══ Extracted material ══

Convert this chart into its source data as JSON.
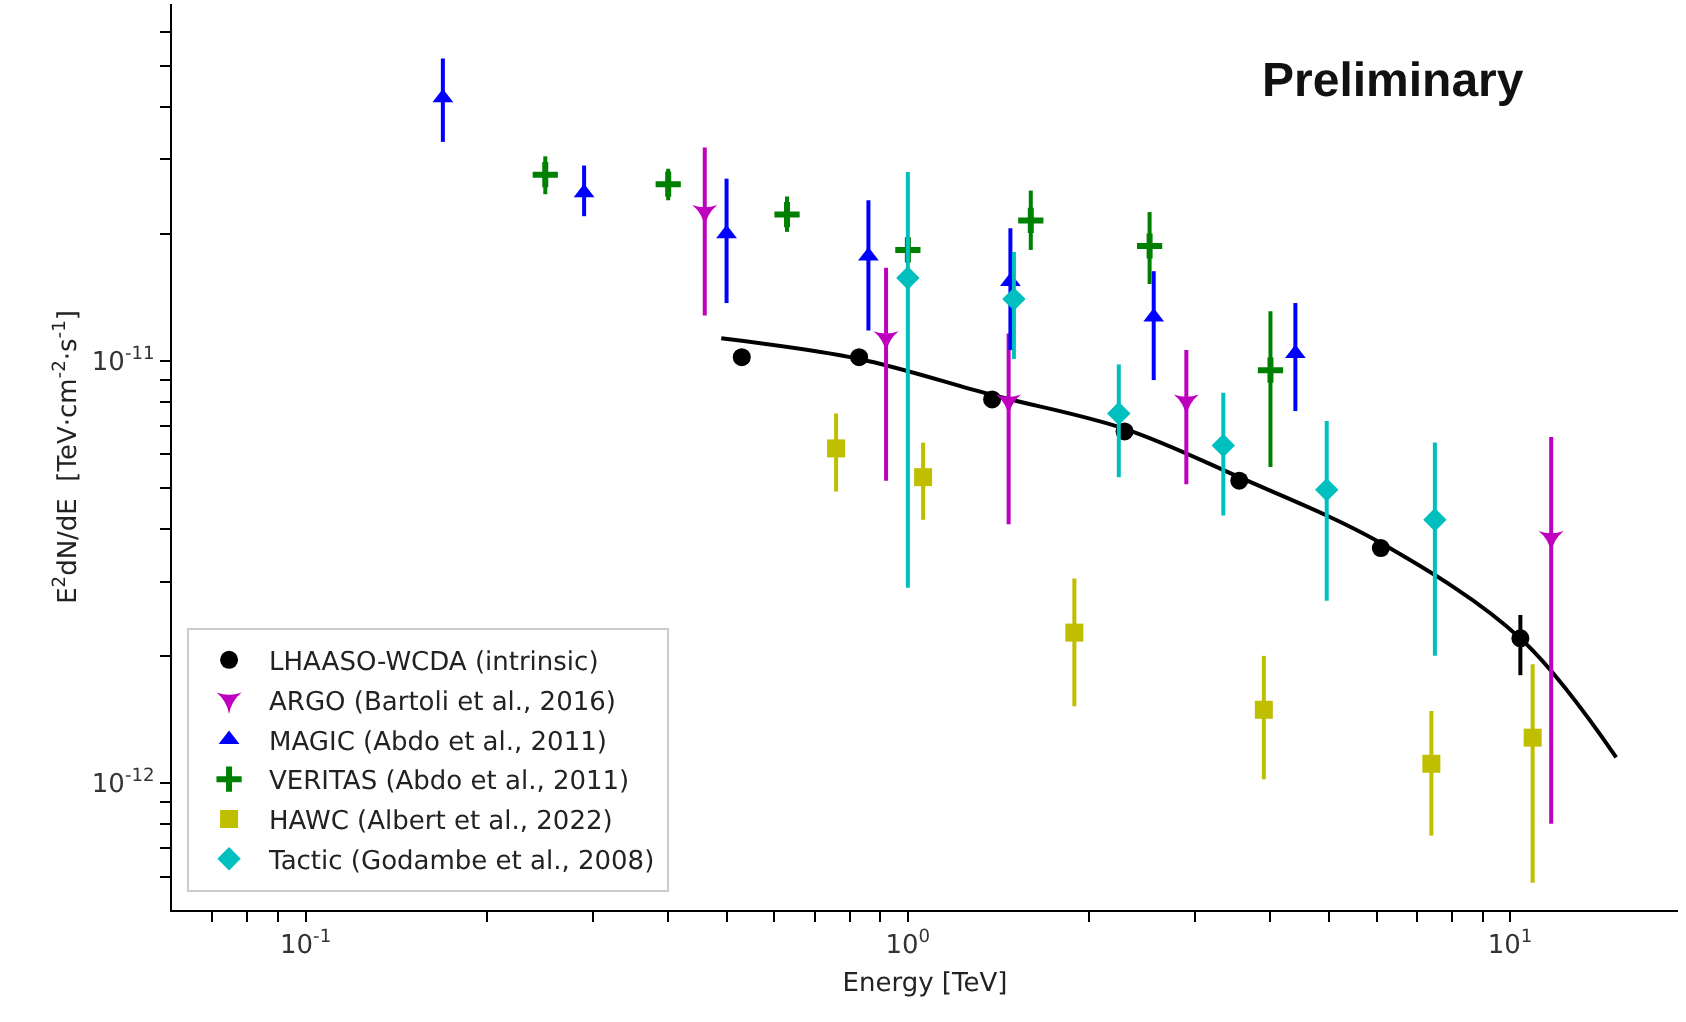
{
  "chart_data": {
    "type": "scatter",
    "xlabel": "Energy [TeV]",
    "ylabel": "E$^{2}$dN/dE  [TeV·cm$^{-2}$·s$^{-1}$]",
    "annotations": [
      "Preliminary"
    ],
    "log": "xy",
    "legend": "bottom left",
    "xlim": [
      0.06,
      19
    ],
    "ylim": [
      5e-13,
      7e-11
    ],
    "xticks": [
      {
        "value": 0.07,
        "label": null
      },
      {
        "value": 0.08,
        "label": null
      },
      {
        "value": 0.09,
        "label": null
      },
      {
        "value": 0.1,
        "label": "10$^{-1}$"
      },
      {
        "value": 0.2,
        "label": null
      },
      {
        "value": 0.3,
        "label": null
      },
      {
        "value": 0.4,
        "label": null
      },
      {
        "value": 0.5,
        "label": null
      },
      {
        "value": 0.6,
        "label": null
      },
      {
        "value": 0.7,
        "label": null
      },
      {
        "value": 0.8,
        "label": null
      },
      {
        "value": 0.9,
        "label": null
      },
      {
        "value": 1,
        "label": "10$^{0}$"
      },
      {
        "value": 2,
        "label": null
      },
      {
        "value": 3,
        "label": null
      },
      {
        "value": 4,
        "label": null
      },
      {
        "value": 5,
        "label": null
      },
      {
        "value": 6,
        "label": null
      },
      {
        "value": 7,
        "label": null
      },
      {
        "value": 8,
        "label": null
      },
      {
        "value": 9,
        "label": null
      },
      {
        "value": 10,
        "label": "10$^{1}$"
      }
    ],
    "yticks": [
      {
        "value": 6e-13,
        "label": null
      },
      {
        "value": 7e-13,
        "label": null
      },
      {
        "value": 8e-13,
        "label": null
      },
      {
        "value": 9e-13,
        "label": null
      },
      {
        "value": 1e-12,
        "label": "10$^{-12}$"
      },
      {
        "value": 2e-12,
        "label": null
      },
      {
        "value": 3e-12,
        "label": null
      },
      {
        "value": 4e-12,
        "label": null
      },
      {
        "value": 5e-12,
        "label": null
      },
      {
        "value": 6e-12,
        "label": null
      },
      {
        "value": 7e-12,
        "label": null
      },
      {
        "value": 8e-12,
        "label": null
      },
      {
        "value": 9e-12,
        "label": null
      },
      {
        "value": 1e-11,
        "label": "10$^{-11}$"
      },
      {
        "value": 2e-11,
        "label": null
      },
      {
        "value": 3e-11,
        "label": null
      },
      {
        "value": 4e-11,
        "label": null
      },
      {
        "value": 5e-11,
        "label": null
      },
      {
        "value": 6e-11,
        "label": null
      }
    ],
    "series": [
      {
        "type": "line",
        "color": "#000000",
        "line_style": "solid",
        "marker": "none",
        "x": [
          0.49,
          0.83,
          1.38,
          2.29,
          3.55,
          6.1,
          10.4,
          15
        ],
        "values": [
          1.13e-11,
          1.01e-11,
          8.3e-12,
          6.9e-12,
          5.3e-12,
          3.7e-12,
          2.2e-12,
          1.15e-12
        ]
      },
      {
        "name": "LHAASO-WCDA (intrinsic)",
        "color": "#000000",
        "marker": "circle",
        "x": [
          0.53,
          0.83,
          1.38,
          2.29,
          3.55,
          6.1,
          10.4
        ],
        "values": [
          1.02e-11,
          1.02e-11,
          8.1e-12,
          6.8e-12,
          5.2e-12,
          3.6e-12,
          2.2e-12
        ],
        "errors": [
          null,
          null,
          null,
          null,
          null,
          null,
          [
            1.8e-12,
            2.5e-12
          ]
        ]
      },
      {
        "name": "ARGO (Bartoli et al., 2016)",
        "color": "#bf00bf",
        "marker": "star",
        "x": [
          0.46,
          0.92,
          1.47,
          2.9,
          11.7
        ],
        "values": [
          2.25e-11,
          1.13e-11,
          8e-12,
          8e-12,
          3.8e-12
        ],
        "errors": [
          [
            1.28e-11,
            3.2e-11
          ],
          [
            5.2e-12,
            1.66e-11
          ],
          [
            4.1e-12,
            1.16e-11
          ],
          [
            5.1e-12,
            1.06e-11
          ],
          [
            8e-13,
            6.6e-12
          ]
        ]
      },
      {
        "name": "MAGIC (Abdo et al., 2011)",
        "color": "#0000ff",
        "marker": "triangle",
        "x": [
          0.169,
          0.29,
          0.5,
          0.86,
          1.48,
          2.56,
          4.4
        ],
        "values": [
          4.2e-11,
          2.5e-11,
          2e-11,
          1.77e-11,
          1.54e-11,
          1.27e-11,
          1.04e-11
        ],
        "errors": [
          [
            3.3e-11,
            5.2e-11
          ],
          [
            2.2e-11,
            2.9e-11
          ],
          [
            1.37e-11,
            2.7e-11
          ],
          [
            1.18e-11,
            2.4e-11
          ],
          [
            1.06e-11,
            2.06e-11
          ],
          [
            9e-12,
            1.63e-11
          ],
          [
            7.6e-12,
            1.37e-11
          ]
        ]
      },
      {
        "name": "VERITAS (Abdo et al., 2011)",
        "color": "#008000",
        "marker": "cross",
        "x": [
          0.25,
          0.4,
          0.63,
          1.0,
          1.6,
          2.52,
          4.0
        ],
        "values": [
          2.76e-11,
          2.62e-11,
          2.22e-11,
          1.83e-11,
          2.15e-11,
          1.87e-11,
          9.5e-12
        ],
        "errors": [
          [
            2.48e-11,
            3.05e-11
          ],
          [
            2.4e-11,
            2.85e-11
          ],
          [
            2.02e-11,
            2.45e-11
          ],
          [
            1.75e-11,
            1.93e-11
          ],
          [
            1.83e-11,
            2.53e-11
          ],
          [
            1.52e-11,
            2.25e-11
          ],
          [
            5.6e-12,
            1.31e-11
          ]
        ]
      },
      {
        "name": "HAWC (Albert et al., 2022)",
        "color": "#bfbf00",
        "marker": "square",
        "x": [
          0.76,
          1.06,
          1.89,
          3.9,
          7.4,
          10.9
        ],
        "values": [
          6.2e-12,
          5.3e-12,
          2.27e-12,
          1.49e-12,
          1.11e-12,
          1.28e-12
        ],
        "errors": [
          [
            4.9e-12,
            7.5e-12
          ],
          [
            4.2e-12,
            6.4e-12
          ],
          [
            1.52e-12,
            3.05e-12
          ],
          [
            1.02e-12,
            2e-12
          ],
          [
            7.5e-13,
            1.48e-12
          ],
          [
            5.8e-13,
            1.91e-12
          ]
        ]
      },
      {
        "name": "Tactic (Godambe et al., 2008)",
        "color": "#00bfbf",
        "marker": "diamond",
        "x": [
          1.0,
          1.5,
          2.24,
          3.34,
          4.96,
          7.5
        ],
        "values": [
          1.57e-11,
          1.4e-11,
          7.5e-12,
          6.3e-12,
          4.95e-12,
          4.2e-12
        ],
        "errors": [
          [
            2.9e-12,
            2.8e-11
          ],
          [
            1.01e-11,
            1.81e-11
          ],
          [
            5.3e-12,
            9.8e-12
          ],
          [
            4.3e-12,
            8.4e-12
          ],
          [
            2.7e-12,
            7.2e-12
          ],
          [
            2e-12,
            6.4e-12
          ]
        ]
      }
    ]
  }
}
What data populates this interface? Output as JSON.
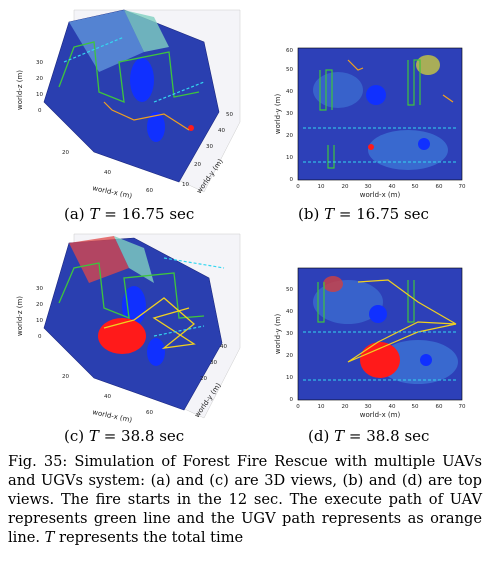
{
  "figure": {
    "panels": [
      {
        "id": "a",
        "label": "(a)",
        "view": "3d",
        "time_value": "16.75",
        "time_unit": "sec",
        "axes": {
          "x": "world-x (m)",
          "y": "world-y (m)",
          "z": "world-z (m)",
          "x_ticks": [
            "20",
            "40",
            "60"
          ],
          "y_ticks": [
            "10",
            "20",
            "30",
            "40",
            "50"
          ],
          "z_ticks": [
            "0",
            "10",
            "20",
            "30"
          ]
        }
      },
      {
        "id": "b",
        "label": "(b)",
        "view": "top",
        "time_value": "16.75",
        "time_unit": "sec",
        "axes": {
          "x": "world-x (m)",
          "y": "world-y (m)",
          "x_ticks": [
            "0",
            "10",
            "20",
            "30",
            "40",
            "50",
            "60",
            "70"
          ],
          "y_ticks": [
            "0",
            "10",
            "20",
            "30",
            "40",
            "50",
            "60"
          ]
        }
      },
      {
        "id": "c",
        "label": "(c)",
        "view": "3d",
        "time_value": "38.8",
        "time_unit": "sec",
        "axes": {
          "x": "world-x (m)",
          "y": "world-y (m)",
          "z": "world-z (m)",
          "x_ticks": [
            "20",
            "40",
            "60"
          ],
          "y_ticks": [
            "20",
            "30",
            "40"
          ],
          "z_ticks": [
            "0",
            "10",
            "20",
            "30"
          ]
        }
      },
      {
        "id": "d",
        "label": "(d)",
        "view": "top",
        "time_value": "38.8",
        "time_unit": "sec",
        "axes": {
          "x": "world-x (m)",
          "y": "world-y (m)",
          "x_ticks": [
            "0",
            "10",
            "20",
            "30",
            "40",
            "50",
            "60",
            "70"
          ],
          "y_ticks": [
            "0",
            "10",
            "20",
            "30",
            "40",
            "50"
          ]
        }
      }
    ],
    "time_symbol": "T",
    "time_eq": "=",
    "colors": {
      "terrain": "#2a3fb0",
      "uav_path": "#3ec43e",
      "ugv_path": "#f0a020",
      "fire": "#ff1a1a",
      "obstacle": "#1030ff",
      "dashed": "#34d6f0"
    }
  },
  "caption": {
    "prefix": "Fig. 35: Simulation of Forest Fire Rescue with multiple UAVs and UGVs system: (a) and (c) are 3D views, (b) and (d) are top views. The fire starts in the 12 sec. The execute path of UAV represents green line and the UGV path represents as orange line.",
    "symbol": "T",
    "suffix": "represents the total time"
  }
}
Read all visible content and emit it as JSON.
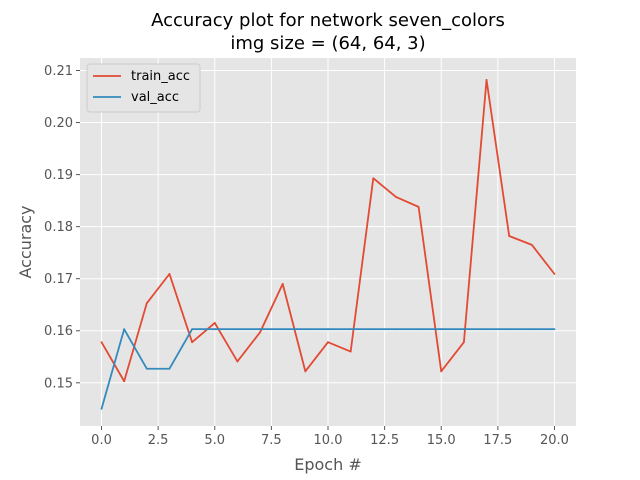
{
  "chart_data": {
    "type": "line",
    "title": "Accuracy plot for network seven_colors",
    "subtitle": "img size = (64, 64, 3)",
    "xlabel": "Epoch #",
    "ylabel": "Accuracy",
    "xlim": [
      -0.95,
      20.95
    ],
    "ylim": [
      0.1417,
      0.2124
    ],
    "x_ticks": [
      0.0,
      2.5,
      5.0,
      7.5,
      10.0,
      12.5,
      15.0,
      17.5,
      20.0
    ],
    "x_tick_labels": [
      "0.0",
      "2.5",
      "5.0",
      "7.5",
      "10.0",
      "12.5",
      "15.0",
      "17.5",
      "20.0"
    ],
    "y_ticks": [
      0.15,
      0.16,
      0.17,
      0.18,
      0.19,
      0.2,
      0.21
    ],
    "y_tick_labels": [
      "0.15",
      "0.16",
      "0.17",
      "0.18",
      "0.19",
      "0.20",
      "0.21"
    ],
    "grid": true,
    "legend_position": "top-left",
    "x": [
      0,
      1,
      2,
      3,
      4,
      5,
      6,
      7,
      8,
      9,
      10,
      11,
      12,
      13,
      14,
      15,
      16,
      17,
      18,
      19,
      20
    ],
    "series": [
      {
        "name": "train_acc",
        "color": "#E24A33",
        "values": [
          0.1578,
          0.1503,
          0.1653,
          0.1709,
          0.1578,
          0.1615,
          0.1541,
          0.1597,
          0.169,
          0.1522,
          0.1578,
          0.156,
          0.1893,
          0.1857,
          0.1838,
          0.1522,
          0.1578,
          0.2082,
          0.1782,
          0.1765,
          0.1709
        ]
      },
      {
        "name": "val_acc",
        "color": "#348ABD",
        "values": [
          0.145,
          0.1603,
          0.1527,
          0.1527,
          0.1603,
          0.1603,
          0.1603,
          0.1603,
          0.1603,
          0.1603,
          0.1603,
          0.1603,
          0.1603,
          0.1603,
          0.1603,
          0.1603,
          0.1603,
          0.1603,
          0.1603,
          0.1603,
          0.1603
        ]
      }
    ],
    "plot_background": "#E5E5E5",
    "grid_color": "#FFFFFF"
  }
}
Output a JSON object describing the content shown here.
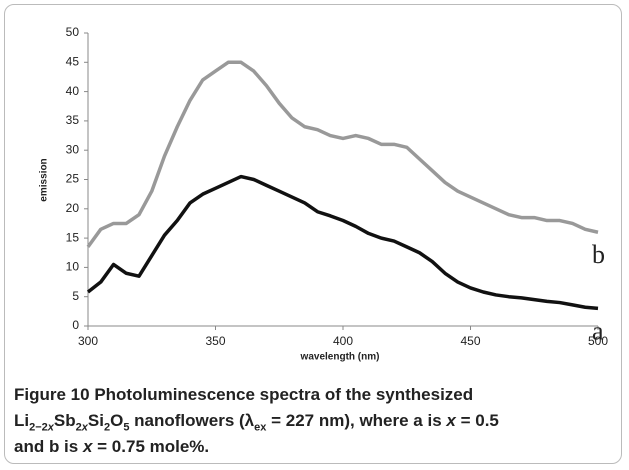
{
  "chart_data": {
    "type": "line",
    "x": [
      300,
      305,
      310,
      315,
      320,
      325,
      330,
      335,
      340,
      345,
      350,
      355,
      360,
      365,
      370,
      375,
      380,
      385,
      390,
      395,
      400,
      405,
      410,
      415,
      420,
      425,
      430,
      435,
      440,
      445,
      450,
      455,
      460,
      465,
      470,
      475,
      480,
      485,
      490,
      495,
      500
    ],
    "series": [
      {
        "name": "a",
        "color": "#111111",
        "values": [
          5.8,
          7.5,
          10.5,
          9,
          8.5,
          12,
          15.5,
          18,
          21,
          22.5,
          23.5,
          24.5,
          25.5,
          25,
          24,
          23,
          22,
          21,
          19.5,
          18.8,
          18,
          17,
          15.8,
          15,
          14.5,
          13.5,
          12.5,
          11,
          9,
          7.5,
          6.5,
          5.8,
          5.3,
          5,
          4.8,
          4.5,
          4.2,
          4,
          3.6,
          3.2,
          3
        ]
      },
      {
        "name": "b",
        "color": "#999999",
        "values": [
          13.5,
          16.5,
          17.5,
          17.5,
          19,
          23,
          29,
          34,
          38.5,
          42,
          43.5,
          45,
          45,
          43.5,
          41,
          38,
          35.5,
          34,
          33.5,
          32.5,
          32,
          32.5,
          32,
          31,
          31,
          30.5,
          28.5,
          26.5,
          24.5,
          23,
          22,
          21,
          20,
          19,
          18.5,
          18.5,
          18,
          18,
          17.5,
          16.5,
          16
        ]
      }
    ],
    "xlabel": "wavelength (nm)",
    "ylabel": "emission",
    "xlim": [
      300,
      500
    ],
    "xticks": [
      300,
      350,
      400,
      450,
      500
    ],
    "ylim": [
      0,
      50
    ],
    "yticks": [
      0,
      5,
      10,
      15,
      20,
      25,
      30,
      35,
      40,
      45,
      50
    ],
    "grid": false
  },
  "caption": {
    "segments": [
      "Figure 10",
      " Photoluminescence spectra of the synthesized",
      "Li",
      "2−2",
      "x",
      "Sb",
      "2",
      "x",
      "Si",
      "2",
      "O",
      "5",
      " nanoflowers (λ",
      "ex",
      " = 227 nm), where a is ",
      "x",
      " = 0.5",
      "and b is ",
      "x",
      " = 0.75 mole%."
    ]
  }
}
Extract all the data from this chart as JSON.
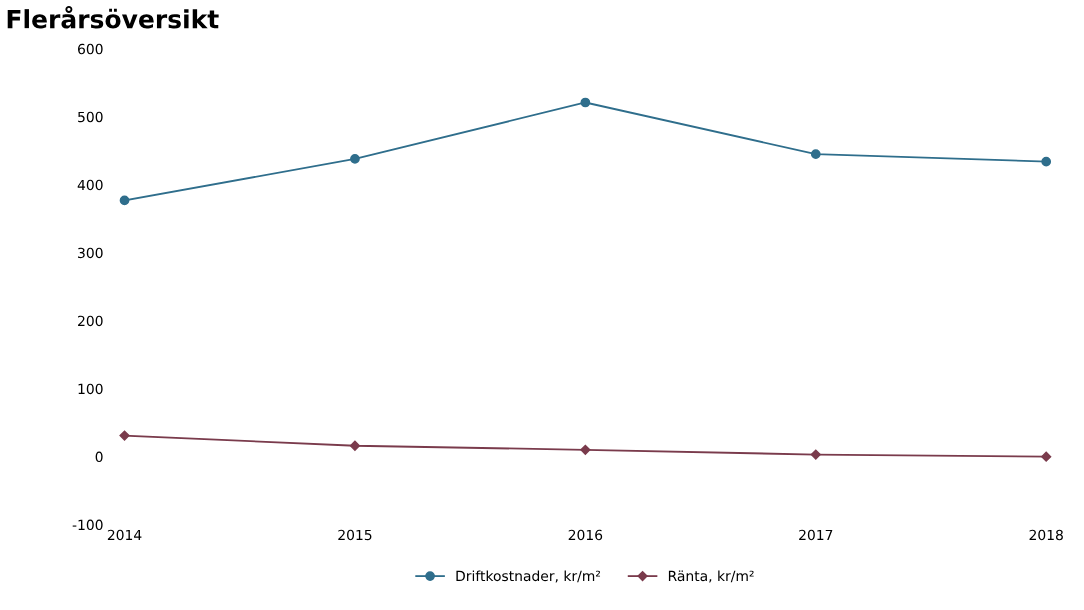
{
  "chart_data": {
    "type": "line",
    "title": "Flerårsöversikt",
    "categories": [
      "2014",
      "2015",
      "2016",
      "2017",
      "2018"
    ],
    "series": [
      {
        "name": "Driftkostnader, kr/m²",
        "color": "#2f6e8c",
        "marker": "circle",
        "values": [
          377,
          438,
          521,
          445,
          434
        ]
      },
      {
        "name": "Ränta, kr/m²",
        "color": "#7a3b4c",
        "marker": "diamond",
        "values": [
          31,
          16,
          10,
          3,
          0
        ]
      }
    ],
    "ylim": [
      -100,
      600
    ],
    "yticks": [
      -100,
      0,
      100,
      200,
      300,
      400,
      500,
      600
    ],
    "grid": false,
    "legend": "bottom",
    "line_style": "solid"
  }
}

═══

Instructions for the task:
Give only the number of lines in the records that contain the string "marker".

Response:
9